▶ _REQUIREMENTS_
Copy out all the records, word for word.

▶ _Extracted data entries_
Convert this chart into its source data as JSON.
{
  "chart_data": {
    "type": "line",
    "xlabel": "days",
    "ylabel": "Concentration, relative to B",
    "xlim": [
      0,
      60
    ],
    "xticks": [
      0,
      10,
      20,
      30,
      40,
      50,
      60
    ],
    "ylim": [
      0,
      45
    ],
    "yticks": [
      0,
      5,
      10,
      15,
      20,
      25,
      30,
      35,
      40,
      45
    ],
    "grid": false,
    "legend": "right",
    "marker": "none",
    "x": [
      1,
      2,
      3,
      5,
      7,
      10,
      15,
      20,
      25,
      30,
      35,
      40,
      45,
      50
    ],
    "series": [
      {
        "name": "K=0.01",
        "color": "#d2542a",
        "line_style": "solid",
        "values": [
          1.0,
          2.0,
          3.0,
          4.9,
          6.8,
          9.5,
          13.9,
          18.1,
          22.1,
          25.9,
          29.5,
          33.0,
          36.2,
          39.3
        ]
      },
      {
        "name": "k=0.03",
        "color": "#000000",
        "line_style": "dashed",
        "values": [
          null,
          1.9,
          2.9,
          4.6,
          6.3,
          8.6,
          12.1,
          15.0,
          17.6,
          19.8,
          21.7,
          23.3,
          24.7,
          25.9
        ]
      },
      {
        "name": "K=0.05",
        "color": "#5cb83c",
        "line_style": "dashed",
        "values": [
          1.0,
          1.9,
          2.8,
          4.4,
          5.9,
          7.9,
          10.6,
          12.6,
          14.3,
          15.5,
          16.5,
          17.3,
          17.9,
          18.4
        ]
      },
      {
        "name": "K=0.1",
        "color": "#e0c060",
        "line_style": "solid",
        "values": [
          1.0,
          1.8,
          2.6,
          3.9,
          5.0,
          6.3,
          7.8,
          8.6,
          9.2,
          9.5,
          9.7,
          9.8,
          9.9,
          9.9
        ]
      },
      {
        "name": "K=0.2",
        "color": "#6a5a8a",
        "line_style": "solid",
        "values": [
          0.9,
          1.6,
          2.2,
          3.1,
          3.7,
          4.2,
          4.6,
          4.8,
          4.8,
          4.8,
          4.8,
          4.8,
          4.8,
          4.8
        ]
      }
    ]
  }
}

▶ _TASK SOLUTION_
Convert this chart into its source data as JSON.
{
  "chart_data": {
    "type": "line",
    "xlabel": "days",
    "ylabel": "Concentration, relative to B",
    "xlim": [
      0,
      60
    ],
    "xticks": [
      0,
      10,
      20,
      30,
      40,
      50,
      60
    ],
    "ylim": [
      0,
      45
    ],
    "yticks": [
      0,
      5,
      10,
      15,
      20,
      25,
      30,
      35,
      40,
      45
    ],
    "grid": false,
    "legend": "right",
    "marker": "none",
    "x": [
      1,
      2,
      3,
      5,
      7,
      10,
      15,
      20,
      25,
      30,
      35,
      40,
      45,
      50
    ],
    "series": [
      {
        "name": "K=0.01",
        "color": "#d2542a",
        "line_style": "solid",
        "values": [
          1.0,
          2.0,
          3.0,
          4.9,
          6.8,
          9.5,
          13.9,
          18.1,
          22.1,
          25.9,
          29.5,
          33.0,
          36.2,
          39.3
        ]
      },
      {
        "name": "k=0.03",
        "color": "#000000",
        "line_style": "dashed",
        "values": [
          null,
          1.9,
          2.9,
          4.6,
          6.3,
          8.6,
          12.1,
          15.0,
          17.6,
          19.8,
          21.7,
          23.3,
          24.7,
          25.9
        ]
      },
      {
        "name": "K=0.05",
        "color": "#5cb83c",
        "line_style": "dashed",
        "values": [
          1.0,
          1.9,
          2.8,
          4.4,
          5.9,
          7.9,
          10.6,
          12.6,
          14.3,
          15.5,
          16.5,
          17.3,
          17.9,
          18.4
        ]
      },
      {
        "name": "K=0.1",
        "color": "#e0c060",
        "line_style": "solid",
        "values": [
          1.0,
          1.8,
          2.6,
          3.9,
          5.0,
          6.3,
          7.8,
          8.6,
          9.2,
          9.5,
          9.7,
          9.8,
          9.9,
          9.9
        ]
      },
      {
        "name": "K=0.2",
        "color": "#6a5a8a",
        "line_style": "solid",
        "values": [
          0.9,
          1.6,
          2.2,
          3.1,
          3.7,
          4.2,
          4.6,
          4.8,
          4.8,
          4.8,
          4.8,
          4.8,
          4.8,
          4.8
        ]
      }
    ]
  }
}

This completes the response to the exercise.